» **PROVIDED RECORDS**

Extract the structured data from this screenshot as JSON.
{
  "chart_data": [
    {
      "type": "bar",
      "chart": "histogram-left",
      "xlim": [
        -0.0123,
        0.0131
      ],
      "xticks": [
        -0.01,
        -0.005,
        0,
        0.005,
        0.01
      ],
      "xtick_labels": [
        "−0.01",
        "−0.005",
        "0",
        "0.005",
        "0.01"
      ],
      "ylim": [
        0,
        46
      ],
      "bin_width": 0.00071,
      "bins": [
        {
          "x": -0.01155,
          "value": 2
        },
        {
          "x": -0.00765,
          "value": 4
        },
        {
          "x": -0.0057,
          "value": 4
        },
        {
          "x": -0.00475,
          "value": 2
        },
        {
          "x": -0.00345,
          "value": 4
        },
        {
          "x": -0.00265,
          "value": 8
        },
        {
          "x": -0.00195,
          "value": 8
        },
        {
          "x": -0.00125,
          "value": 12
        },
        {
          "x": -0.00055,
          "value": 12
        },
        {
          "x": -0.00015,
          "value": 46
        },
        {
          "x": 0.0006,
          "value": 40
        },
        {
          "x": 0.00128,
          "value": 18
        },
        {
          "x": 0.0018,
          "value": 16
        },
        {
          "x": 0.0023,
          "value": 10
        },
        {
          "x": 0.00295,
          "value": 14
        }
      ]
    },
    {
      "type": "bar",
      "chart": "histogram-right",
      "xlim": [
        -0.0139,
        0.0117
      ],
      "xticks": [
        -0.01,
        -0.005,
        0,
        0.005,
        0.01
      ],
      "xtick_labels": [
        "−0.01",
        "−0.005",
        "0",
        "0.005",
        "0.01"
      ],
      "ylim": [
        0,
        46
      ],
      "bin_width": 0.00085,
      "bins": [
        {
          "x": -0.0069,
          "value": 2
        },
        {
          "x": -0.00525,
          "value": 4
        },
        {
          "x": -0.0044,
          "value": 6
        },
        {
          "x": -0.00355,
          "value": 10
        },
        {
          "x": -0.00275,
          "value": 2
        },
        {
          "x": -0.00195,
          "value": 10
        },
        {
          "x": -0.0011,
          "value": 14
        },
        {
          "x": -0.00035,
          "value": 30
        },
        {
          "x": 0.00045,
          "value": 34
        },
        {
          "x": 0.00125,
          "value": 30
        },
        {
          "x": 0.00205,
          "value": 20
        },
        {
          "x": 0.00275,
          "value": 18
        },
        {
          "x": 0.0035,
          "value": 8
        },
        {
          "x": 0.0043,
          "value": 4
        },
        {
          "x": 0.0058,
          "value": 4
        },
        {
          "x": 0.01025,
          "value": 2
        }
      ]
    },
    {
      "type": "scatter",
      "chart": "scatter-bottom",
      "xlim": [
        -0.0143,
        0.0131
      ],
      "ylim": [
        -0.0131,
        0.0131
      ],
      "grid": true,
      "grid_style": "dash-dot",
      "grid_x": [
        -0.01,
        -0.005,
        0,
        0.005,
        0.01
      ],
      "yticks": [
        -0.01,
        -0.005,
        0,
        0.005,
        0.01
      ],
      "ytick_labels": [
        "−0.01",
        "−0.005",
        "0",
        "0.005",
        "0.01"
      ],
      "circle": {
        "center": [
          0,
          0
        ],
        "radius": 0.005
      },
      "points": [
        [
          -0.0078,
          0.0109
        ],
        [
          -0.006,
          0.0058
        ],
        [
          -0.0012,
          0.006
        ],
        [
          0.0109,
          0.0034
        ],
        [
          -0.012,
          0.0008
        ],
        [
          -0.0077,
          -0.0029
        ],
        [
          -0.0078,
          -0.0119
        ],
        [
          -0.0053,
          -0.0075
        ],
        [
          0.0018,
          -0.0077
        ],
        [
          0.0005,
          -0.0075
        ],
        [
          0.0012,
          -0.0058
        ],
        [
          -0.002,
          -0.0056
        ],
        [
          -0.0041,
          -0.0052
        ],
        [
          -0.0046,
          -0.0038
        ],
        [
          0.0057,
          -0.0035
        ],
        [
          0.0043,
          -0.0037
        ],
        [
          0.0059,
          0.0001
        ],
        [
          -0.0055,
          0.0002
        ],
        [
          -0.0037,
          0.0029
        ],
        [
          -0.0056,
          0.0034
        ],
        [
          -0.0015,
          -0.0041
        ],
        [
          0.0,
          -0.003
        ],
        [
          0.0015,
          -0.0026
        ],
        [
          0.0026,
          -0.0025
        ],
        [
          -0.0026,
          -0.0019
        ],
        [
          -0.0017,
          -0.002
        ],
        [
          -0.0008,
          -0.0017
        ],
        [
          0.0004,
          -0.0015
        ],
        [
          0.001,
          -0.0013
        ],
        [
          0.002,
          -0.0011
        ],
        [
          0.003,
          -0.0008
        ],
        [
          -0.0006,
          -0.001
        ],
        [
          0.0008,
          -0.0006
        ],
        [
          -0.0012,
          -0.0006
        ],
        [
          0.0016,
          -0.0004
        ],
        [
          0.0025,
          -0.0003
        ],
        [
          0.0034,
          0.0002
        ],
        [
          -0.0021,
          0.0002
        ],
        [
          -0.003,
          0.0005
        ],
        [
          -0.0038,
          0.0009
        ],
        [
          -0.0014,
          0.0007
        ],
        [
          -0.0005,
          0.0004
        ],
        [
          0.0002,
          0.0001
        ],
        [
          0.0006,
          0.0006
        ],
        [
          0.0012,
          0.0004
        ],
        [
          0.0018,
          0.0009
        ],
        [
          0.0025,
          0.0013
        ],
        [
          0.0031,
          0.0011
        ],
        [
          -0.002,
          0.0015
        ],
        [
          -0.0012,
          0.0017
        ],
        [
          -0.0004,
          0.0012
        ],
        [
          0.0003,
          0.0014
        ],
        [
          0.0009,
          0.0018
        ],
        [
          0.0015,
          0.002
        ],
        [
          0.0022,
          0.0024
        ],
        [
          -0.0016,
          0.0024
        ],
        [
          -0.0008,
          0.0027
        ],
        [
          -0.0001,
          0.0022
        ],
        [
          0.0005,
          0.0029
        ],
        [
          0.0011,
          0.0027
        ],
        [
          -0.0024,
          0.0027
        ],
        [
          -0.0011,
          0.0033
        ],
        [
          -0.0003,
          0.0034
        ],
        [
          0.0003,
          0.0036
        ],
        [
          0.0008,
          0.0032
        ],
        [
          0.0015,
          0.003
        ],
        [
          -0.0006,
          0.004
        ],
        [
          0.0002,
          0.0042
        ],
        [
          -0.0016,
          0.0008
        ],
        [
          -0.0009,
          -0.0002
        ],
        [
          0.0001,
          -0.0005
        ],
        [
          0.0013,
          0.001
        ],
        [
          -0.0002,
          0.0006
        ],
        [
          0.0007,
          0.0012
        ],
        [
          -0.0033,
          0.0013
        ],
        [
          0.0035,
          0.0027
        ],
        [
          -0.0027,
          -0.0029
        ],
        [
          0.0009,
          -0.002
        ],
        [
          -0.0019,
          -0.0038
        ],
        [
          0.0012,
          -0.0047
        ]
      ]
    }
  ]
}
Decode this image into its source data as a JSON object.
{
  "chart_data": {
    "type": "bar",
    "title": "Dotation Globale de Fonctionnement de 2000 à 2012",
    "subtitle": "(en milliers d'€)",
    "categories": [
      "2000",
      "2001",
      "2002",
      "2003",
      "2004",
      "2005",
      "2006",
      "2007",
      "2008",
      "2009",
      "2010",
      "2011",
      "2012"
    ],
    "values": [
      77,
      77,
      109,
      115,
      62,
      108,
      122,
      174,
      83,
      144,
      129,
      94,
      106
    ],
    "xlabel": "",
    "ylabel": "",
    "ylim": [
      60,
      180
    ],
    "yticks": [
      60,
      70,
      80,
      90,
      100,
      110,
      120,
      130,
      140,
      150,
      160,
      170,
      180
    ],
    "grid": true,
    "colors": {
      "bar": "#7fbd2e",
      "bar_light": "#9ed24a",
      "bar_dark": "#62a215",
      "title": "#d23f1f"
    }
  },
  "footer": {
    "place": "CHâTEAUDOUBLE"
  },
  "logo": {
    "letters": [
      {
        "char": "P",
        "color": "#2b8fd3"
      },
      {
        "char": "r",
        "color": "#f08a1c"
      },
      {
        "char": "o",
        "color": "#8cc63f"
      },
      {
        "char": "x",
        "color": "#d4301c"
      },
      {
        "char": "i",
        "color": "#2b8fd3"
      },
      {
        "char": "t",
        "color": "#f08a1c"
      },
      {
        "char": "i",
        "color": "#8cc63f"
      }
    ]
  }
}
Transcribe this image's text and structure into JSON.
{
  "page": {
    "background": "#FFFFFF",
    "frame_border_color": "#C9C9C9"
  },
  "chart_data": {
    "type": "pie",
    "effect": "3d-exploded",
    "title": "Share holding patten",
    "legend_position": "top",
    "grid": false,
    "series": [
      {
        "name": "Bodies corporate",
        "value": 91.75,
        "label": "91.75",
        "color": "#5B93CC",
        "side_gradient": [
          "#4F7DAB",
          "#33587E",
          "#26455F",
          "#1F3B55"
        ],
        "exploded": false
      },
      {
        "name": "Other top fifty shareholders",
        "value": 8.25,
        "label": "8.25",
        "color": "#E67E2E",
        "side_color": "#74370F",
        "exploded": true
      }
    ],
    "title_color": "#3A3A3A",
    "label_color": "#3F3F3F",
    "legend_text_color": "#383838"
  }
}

» **GIVEN REQUEST**
Return each line of the data that contains the string "name".

» **FINAL ANSWER**
        "name": "Bodies corporate",
        "name": "Other top fifty shareholders",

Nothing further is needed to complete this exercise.